• Entries shown:
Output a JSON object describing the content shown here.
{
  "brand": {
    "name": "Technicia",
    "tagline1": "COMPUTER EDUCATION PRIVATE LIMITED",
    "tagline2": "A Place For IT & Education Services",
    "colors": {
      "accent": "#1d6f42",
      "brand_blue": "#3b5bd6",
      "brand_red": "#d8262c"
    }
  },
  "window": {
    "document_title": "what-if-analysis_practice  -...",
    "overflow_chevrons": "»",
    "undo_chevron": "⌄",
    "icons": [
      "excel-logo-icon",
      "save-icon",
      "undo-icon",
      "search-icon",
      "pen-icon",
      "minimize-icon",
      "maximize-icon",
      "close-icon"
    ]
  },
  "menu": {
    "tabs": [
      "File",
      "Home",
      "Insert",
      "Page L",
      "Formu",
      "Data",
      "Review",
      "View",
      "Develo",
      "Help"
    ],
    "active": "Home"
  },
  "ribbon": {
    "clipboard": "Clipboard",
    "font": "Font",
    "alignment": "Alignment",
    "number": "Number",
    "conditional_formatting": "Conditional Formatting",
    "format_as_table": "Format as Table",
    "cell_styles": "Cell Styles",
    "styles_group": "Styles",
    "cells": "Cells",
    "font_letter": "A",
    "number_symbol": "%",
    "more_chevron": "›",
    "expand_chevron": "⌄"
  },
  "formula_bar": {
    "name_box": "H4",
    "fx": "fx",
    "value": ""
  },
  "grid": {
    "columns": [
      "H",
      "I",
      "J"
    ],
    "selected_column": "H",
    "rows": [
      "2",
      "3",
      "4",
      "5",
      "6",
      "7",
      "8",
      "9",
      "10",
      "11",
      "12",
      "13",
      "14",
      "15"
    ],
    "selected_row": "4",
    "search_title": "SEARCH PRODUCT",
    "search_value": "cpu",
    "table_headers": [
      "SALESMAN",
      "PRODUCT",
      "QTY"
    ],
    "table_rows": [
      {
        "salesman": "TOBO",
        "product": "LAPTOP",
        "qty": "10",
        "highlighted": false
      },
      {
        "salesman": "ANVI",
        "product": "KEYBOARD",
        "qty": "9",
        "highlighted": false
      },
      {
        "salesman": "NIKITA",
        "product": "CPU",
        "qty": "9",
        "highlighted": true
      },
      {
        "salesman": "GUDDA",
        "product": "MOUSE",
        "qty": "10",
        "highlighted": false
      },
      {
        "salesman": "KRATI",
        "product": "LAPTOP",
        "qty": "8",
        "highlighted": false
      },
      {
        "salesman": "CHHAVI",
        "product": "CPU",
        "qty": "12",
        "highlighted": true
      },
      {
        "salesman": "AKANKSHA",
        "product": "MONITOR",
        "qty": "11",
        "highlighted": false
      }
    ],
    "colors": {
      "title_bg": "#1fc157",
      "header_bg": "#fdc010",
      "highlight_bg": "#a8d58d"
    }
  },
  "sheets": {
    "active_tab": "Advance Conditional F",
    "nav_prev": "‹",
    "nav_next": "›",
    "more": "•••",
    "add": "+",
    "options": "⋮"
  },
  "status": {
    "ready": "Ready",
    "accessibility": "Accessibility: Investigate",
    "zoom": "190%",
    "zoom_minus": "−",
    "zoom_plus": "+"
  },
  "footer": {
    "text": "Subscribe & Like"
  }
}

• Instructions to follow: Select and copy every line of the material that holds the string "Styles".

• Final result:
    "cell_styles": "Cell Styles",
    "styles_group": "Styles",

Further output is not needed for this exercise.